## [Aim of the task]
Images excluded, repeat each entry below exactly.

------------------------------------------------------------

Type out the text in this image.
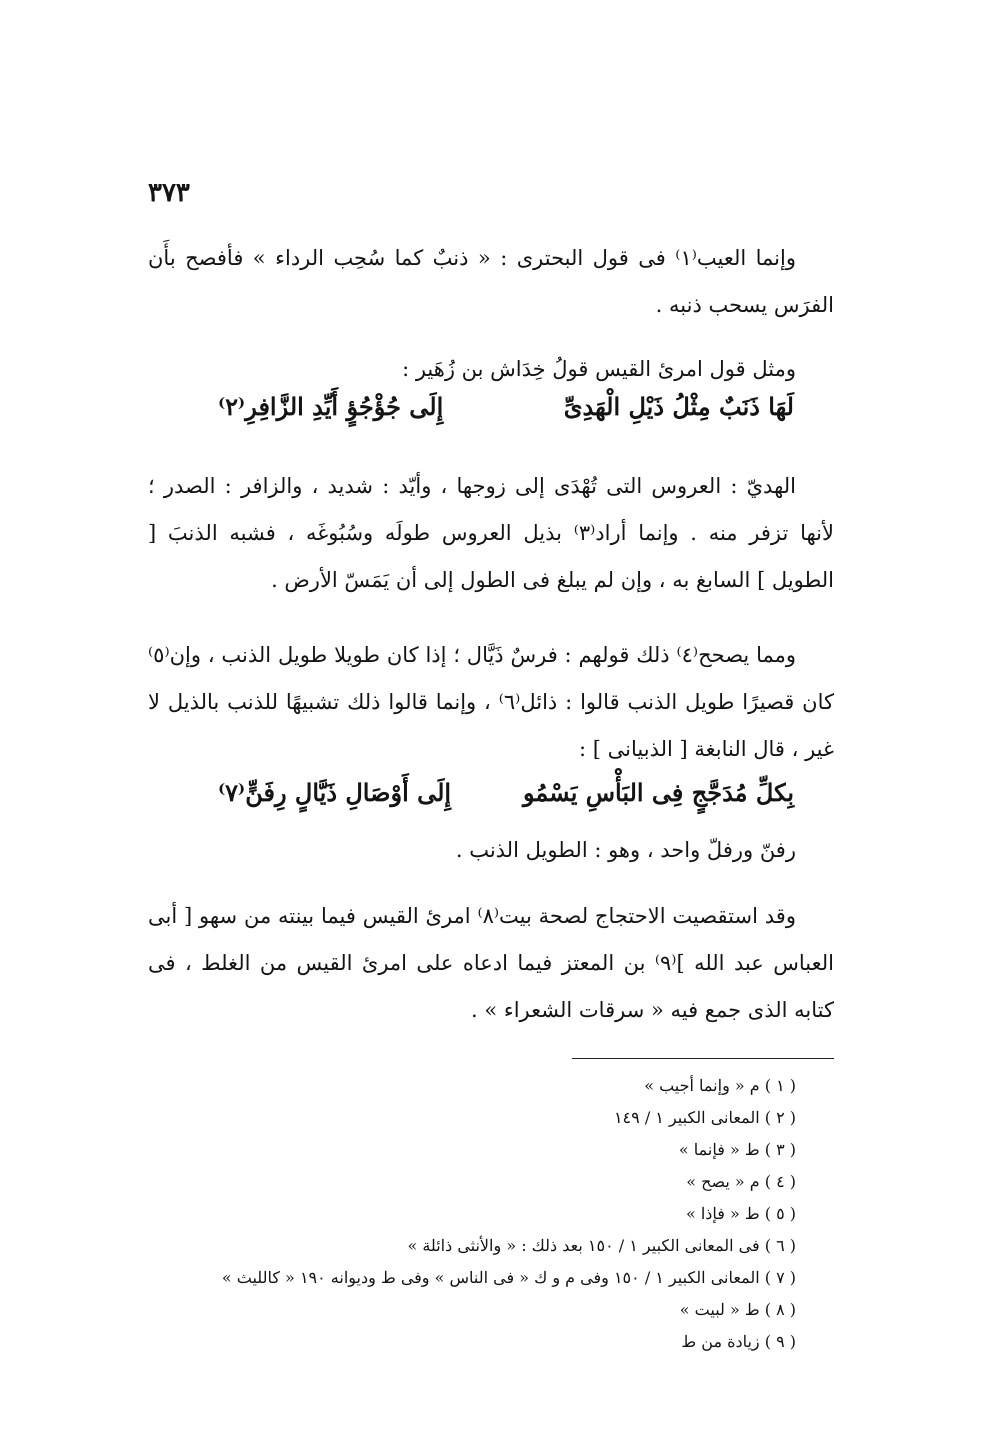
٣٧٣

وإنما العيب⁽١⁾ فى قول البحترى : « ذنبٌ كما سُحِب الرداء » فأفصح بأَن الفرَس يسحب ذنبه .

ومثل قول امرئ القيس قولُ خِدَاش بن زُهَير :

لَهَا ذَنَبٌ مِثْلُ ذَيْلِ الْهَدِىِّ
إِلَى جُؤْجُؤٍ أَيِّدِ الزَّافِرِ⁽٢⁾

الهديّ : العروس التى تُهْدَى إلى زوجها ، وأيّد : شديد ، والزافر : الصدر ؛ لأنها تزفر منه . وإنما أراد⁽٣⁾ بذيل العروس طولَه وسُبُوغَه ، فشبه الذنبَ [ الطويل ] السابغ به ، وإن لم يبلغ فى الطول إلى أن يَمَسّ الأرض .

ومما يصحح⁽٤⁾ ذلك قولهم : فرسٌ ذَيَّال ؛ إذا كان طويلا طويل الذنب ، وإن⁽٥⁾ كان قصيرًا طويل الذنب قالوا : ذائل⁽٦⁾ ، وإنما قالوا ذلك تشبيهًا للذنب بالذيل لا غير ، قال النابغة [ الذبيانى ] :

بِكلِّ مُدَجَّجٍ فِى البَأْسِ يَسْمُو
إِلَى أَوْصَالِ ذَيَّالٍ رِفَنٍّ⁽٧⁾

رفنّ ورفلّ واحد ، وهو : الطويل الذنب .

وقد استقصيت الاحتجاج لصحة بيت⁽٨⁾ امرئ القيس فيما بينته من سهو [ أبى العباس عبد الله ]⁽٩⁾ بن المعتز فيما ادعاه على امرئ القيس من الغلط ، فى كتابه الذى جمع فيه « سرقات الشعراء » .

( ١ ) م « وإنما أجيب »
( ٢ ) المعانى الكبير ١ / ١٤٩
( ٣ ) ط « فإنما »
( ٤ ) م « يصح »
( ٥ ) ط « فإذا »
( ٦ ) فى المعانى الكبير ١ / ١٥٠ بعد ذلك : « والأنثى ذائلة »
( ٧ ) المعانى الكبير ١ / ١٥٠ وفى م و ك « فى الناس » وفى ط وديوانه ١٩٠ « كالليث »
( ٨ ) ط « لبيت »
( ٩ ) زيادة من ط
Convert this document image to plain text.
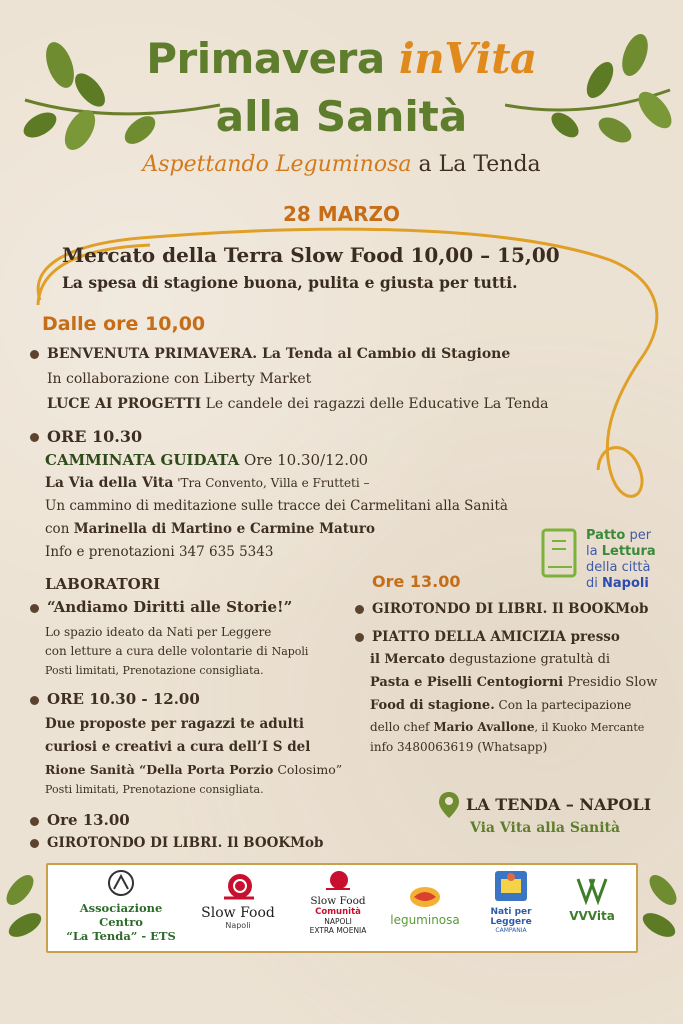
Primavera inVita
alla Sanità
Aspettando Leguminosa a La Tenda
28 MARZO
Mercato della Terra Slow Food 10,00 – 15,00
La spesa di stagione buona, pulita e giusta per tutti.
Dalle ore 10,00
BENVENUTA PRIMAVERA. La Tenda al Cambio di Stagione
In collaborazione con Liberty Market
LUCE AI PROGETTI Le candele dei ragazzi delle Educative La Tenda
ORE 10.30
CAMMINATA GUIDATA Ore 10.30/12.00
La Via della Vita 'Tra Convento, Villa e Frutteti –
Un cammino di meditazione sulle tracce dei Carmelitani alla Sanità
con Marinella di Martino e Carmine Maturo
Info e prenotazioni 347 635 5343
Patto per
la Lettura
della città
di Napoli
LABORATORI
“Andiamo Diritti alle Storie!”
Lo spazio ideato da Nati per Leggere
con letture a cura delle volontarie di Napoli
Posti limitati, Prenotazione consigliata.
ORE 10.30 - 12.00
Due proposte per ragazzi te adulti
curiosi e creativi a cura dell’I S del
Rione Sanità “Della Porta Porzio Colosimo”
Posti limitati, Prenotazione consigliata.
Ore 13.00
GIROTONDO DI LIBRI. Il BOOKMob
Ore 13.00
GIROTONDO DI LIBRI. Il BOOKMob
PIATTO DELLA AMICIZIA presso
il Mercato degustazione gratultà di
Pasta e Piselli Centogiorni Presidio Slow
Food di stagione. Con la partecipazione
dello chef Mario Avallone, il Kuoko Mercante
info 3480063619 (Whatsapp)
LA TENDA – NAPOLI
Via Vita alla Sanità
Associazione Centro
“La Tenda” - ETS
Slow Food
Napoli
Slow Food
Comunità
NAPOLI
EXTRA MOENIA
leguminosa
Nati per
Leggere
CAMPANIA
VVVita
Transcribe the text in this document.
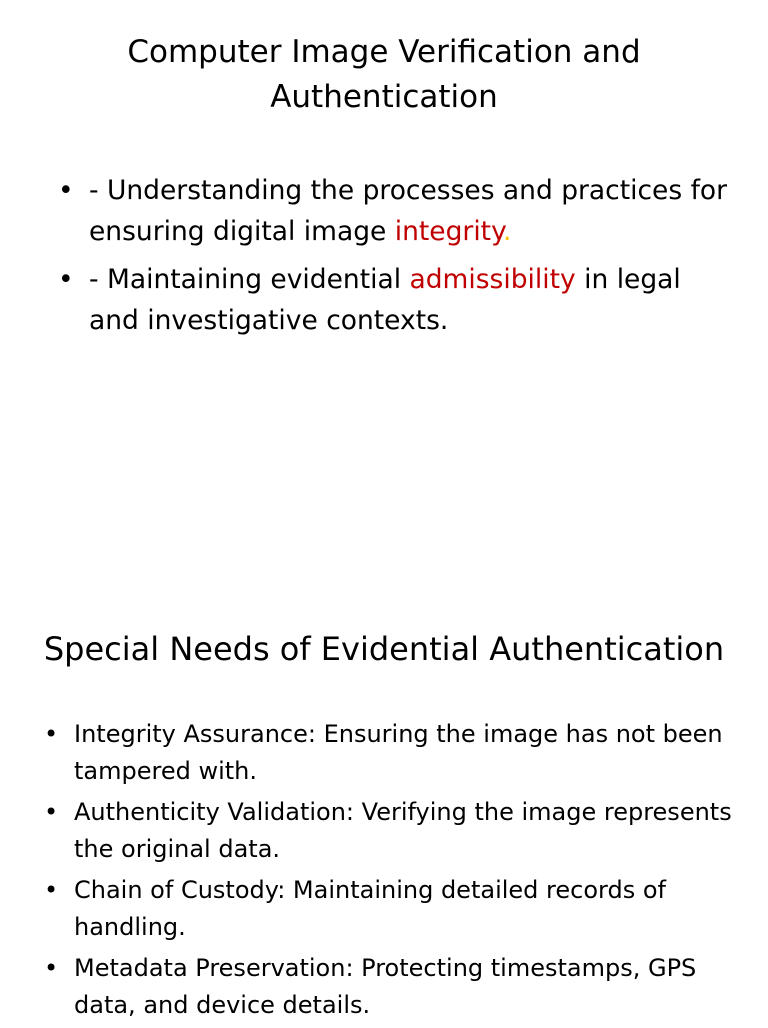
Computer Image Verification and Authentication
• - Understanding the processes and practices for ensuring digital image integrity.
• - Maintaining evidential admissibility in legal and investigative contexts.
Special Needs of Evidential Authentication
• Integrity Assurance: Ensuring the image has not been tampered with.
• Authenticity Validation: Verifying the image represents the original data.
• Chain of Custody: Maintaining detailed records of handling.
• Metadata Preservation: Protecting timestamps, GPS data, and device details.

------------------------------------------------------------

## [Expected answer]
Type out the text in this image.
٣٧٣

وإنما العيب⁽١⁾ فى قول البحترى : « ذنبٌ كما سُحِب الرداء » فأفصح بأَن الفرَس يسحب ذنبه .

ومثل قول امرئ القيس قولُ خِدَاش بن زُهَير :

لَهَا ذَنَبٌ مِثْلُ ذَيْلِ الْهَدِىِّ
إِلَى جُؤْجُؤٍ أَيِّدِ الزَّافِرِ⁽٢⁾

الهديّ : العروس التى تُهْدَى إلى زوجها ، وأيّد : شديد ، والزافر : الصدر ؛ لأنها تزفر منه . وإنما أراد⁽٣⁾ بذيل العروس طولَه وسُبُوغَه ، فشبه الذنبَ [ الطويل ] السابغ به ، وإن لم يبلغ فى الطول إلى أن يَمَسّ الأرض .

ومما يصحح⁽٤⁾ ذلك قولهم : فرسٌ ذَيَّال ؛ إذا كان طويلا طويل الذنب ، وإن⁽٥⁾ كان قصيرًا طويل الذنب قالوا : ذائل⁽٦⁾ ، وإنما قالوا ذلك تشبيهًا للذنب بالذيل لا غير ، قال النابغة [ الذبيانى ] :

بِكلِّ مُدَجَّجٍ فِى البَأْسِ يَسْمُو
إِلَى أَوْصَالِ ذَيَّالٍ رِفَنٍّ⁽٧⁾

رفنّ ورفلّ واحد ، وهو : الطويل الذنب .

وقد استقصيت الاحتجاج لصحة بيت⁽٨⁾ امرئ القيس فيما بينته من سهو [ أبى العباس عبد الله ]⁽٩⁾ بن المعتز فيما ادعاه على امرئ القيس من الغلط ، فى كتابه الذى جمع فيه « سرقات الشعراء » .

( ١ ) م « وإنما أجيب »
( ٢ ) المعانى الكبير ١ / ١٤٩
( ٣ ) ط « فإنما »
( ٤ ) م « يصح »
( ٥ ) ط « فإذا »
( ٦ ) فى المعانى الكبير ١ / ١٥٠ بعد ذلك : « والأنثى ذائلة »
( ٧ ) المعانى الكبير ١ / ١٥٠ وفى م و ك « فى الناس » وفى ط وديوانه ١٩٠ « كالليث »
( ٨ ) ط « لبيت »
( ٩ ) زيادة من ط
Convert this document image to plain text.
Primavera inVita
alla Sanità
Aspettando Leguminosa a La Tenda
28 MARZO
Mercato della Terra Slow Food 10,00 – 15,00
La spesa di stagione buona, pulita e giusta per tutti.
Dalle ore 10,00
BENVENUTA PRIMAVERA. La Tenda al Cambio di Stagione
In collaborazione con Liberty Market
LUCE AI PROGETTI Le candele dei ragazzi delle Educative La Tenda
ORE 10.30
CAMMINATA GUIDATA Ore 10.30/12.00
La Via della Vita 'Tra Convento, Villa e Frutteti –
Un cammino di meditazione sulle tracce dei Carmelitani alla Sanità
con Marinella di Martino e Carmine Maturo
Info e prenotazioni 347 635 5343
Patto per
la Lettura
della città
di Napoli
LABORATORI
“Andiamo Diritti alle Storie!”
Lo spazio ideato da Nati per Leggere
con letture a cura delle volontarie di Napoli
Posti limitati, Prenotazione consigliata.
ORE 10.30 - 12.00
Due proposte per ragazzi te adulti
curiosi e creativi a cura dell’I S del
Rione Sanità “Della Porta Porzio Colosimo”
Posti limitati, Prenotazione consigliata.
Ore 13.00
GIROTONDO DI LIBRI. Il BOOKMob
Ore 13.00
GIROTONDO DI LIBRI. Il BOOKMob
PIATTO DELLA AMICIZIA presso
il Mercato degustazione gratultà di
Pasta e Piselli Centogiorni Presidio Slow
Food di stagione. Con la partecipazione
dello chef Mario Avallone, il Kuoko Mercante
info 3480063619 (Whatsapp)
LA TENDA – NAPOLI
Via Vita alla Sanità
Associazione Centro
“La Tenda” - ETS
Slow Food
Napoli
Slow Food
Comunità
NAPOLI
EXTRA MOENIA
leguminosa
Nati per
Leggere
CAMPANIA
VVVita
Transcribe the text in this document.
Computer Image Verification and Authentication
• - Understanding the processes and practices for ensuring digital image integrity.
• - Maintaining evidential admissibility in legal and investigative contexts.
Special Needs of Evidential Authentication
• Integrity Assurance: Ensuring the image has not been tampered with.
• Authenticity Validation: Verifying the image represents the original data.
• Chain of Custody: Maintaining detailed records of handling.
• Metadata Preservation: Protecting timestamps, GPS data, and device details.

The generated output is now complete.